> [WHAT THE EXERCISE ASKS] Copy each line holding the string "number".

> [PROVIDED RECORDS]

::::::::

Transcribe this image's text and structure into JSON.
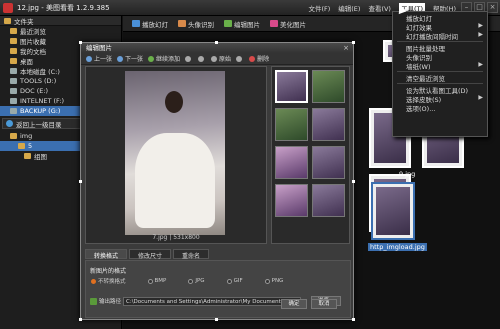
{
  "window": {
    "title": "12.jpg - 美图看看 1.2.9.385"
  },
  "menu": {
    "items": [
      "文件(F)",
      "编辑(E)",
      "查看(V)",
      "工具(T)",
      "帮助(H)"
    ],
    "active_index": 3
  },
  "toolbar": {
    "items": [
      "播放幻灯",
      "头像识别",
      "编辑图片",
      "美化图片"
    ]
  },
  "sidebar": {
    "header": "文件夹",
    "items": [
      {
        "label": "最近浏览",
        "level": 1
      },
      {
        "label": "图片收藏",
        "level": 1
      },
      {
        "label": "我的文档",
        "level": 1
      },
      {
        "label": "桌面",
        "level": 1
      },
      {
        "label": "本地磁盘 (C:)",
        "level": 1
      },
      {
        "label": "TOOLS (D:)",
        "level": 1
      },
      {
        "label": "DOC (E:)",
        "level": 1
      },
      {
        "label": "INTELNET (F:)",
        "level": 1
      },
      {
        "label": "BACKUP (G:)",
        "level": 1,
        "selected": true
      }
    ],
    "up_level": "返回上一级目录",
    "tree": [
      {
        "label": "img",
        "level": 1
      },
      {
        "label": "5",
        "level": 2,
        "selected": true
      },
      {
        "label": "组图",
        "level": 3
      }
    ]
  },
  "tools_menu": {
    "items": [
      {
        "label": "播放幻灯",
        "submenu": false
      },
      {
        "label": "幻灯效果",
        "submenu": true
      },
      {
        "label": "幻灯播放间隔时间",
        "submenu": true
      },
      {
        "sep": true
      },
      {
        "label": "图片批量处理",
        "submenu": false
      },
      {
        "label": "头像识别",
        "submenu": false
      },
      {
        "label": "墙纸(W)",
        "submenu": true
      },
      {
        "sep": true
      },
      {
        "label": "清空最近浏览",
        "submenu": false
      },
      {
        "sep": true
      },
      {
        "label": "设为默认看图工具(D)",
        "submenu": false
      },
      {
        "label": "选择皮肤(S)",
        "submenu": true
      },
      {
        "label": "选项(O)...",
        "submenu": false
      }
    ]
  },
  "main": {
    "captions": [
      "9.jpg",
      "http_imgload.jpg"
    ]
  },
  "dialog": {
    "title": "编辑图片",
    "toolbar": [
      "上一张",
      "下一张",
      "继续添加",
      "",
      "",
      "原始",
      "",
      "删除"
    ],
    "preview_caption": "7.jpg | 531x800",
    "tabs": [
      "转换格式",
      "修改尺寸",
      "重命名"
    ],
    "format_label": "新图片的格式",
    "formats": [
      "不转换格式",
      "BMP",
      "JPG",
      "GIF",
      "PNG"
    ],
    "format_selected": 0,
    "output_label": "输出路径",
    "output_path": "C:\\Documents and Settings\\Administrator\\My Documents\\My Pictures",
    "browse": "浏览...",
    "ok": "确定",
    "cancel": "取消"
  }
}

::::::::

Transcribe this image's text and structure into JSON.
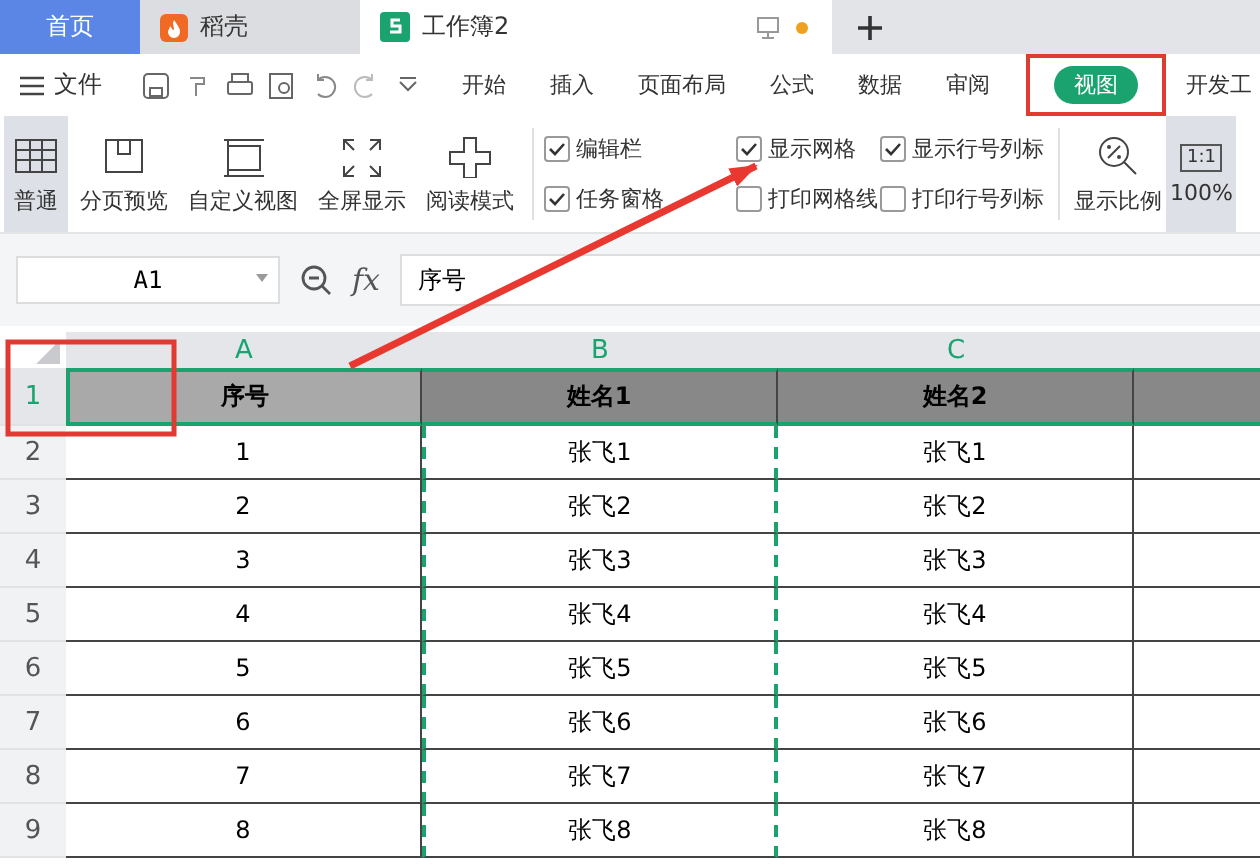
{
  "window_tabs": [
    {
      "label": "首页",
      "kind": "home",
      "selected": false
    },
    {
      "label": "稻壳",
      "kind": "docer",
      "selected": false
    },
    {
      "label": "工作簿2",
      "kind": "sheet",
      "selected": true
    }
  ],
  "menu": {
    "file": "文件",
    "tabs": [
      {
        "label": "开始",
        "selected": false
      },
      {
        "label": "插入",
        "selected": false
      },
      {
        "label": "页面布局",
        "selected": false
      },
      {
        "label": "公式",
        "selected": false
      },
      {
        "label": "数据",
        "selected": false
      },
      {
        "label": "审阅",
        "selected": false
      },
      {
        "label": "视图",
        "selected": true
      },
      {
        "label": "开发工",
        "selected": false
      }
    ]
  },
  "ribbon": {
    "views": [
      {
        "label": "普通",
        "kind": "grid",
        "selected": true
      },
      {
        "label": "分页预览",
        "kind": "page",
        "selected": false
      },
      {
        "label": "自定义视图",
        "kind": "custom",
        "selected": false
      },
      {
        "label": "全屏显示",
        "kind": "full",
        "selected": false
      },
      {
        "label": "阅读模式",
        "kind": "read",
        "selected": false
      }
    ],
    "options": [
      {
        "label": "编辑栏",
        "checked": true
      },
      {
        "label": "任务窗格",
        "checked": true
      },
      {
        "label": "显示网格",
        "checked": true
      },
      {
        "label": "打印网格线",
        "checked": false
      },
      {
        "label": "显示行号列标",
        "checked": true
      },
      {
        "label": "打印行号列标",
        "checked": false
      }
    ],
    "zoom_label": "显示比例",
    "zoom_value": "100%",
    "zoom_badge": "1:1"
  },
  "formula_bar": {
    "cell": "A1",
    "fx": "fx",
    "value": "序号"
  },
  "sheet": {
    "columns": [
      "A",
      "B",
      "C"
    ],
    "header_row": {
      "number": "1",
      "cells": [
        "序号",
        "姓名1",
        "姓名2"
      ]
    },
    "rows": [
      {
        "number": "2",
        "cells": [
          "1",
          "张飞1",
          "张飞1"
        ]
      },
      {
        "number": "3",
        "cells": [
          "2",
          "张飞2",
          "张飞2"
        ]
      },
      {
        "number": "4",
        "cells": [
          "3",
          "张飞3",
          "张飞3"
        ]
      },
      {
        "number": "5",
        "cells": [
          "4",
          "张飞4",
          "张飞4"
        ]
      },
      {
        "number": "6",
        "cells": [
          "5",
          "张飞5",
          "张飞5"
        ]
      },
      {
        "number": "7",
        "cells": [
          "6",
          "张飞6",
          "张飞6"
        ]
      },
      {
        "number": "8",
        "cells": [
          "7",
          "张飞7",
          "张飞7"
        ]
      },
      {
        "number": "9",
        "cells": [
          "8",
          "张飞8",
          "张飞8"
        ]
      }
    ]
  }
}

::::::::

> [FINAL RESULT]
      "number": "1",
        "number": "2",
        "number": "3",
        "number": "4",
        "number": "5",
        "number": "6",
        "number": "7",
        "number": "8",
        "number": "9",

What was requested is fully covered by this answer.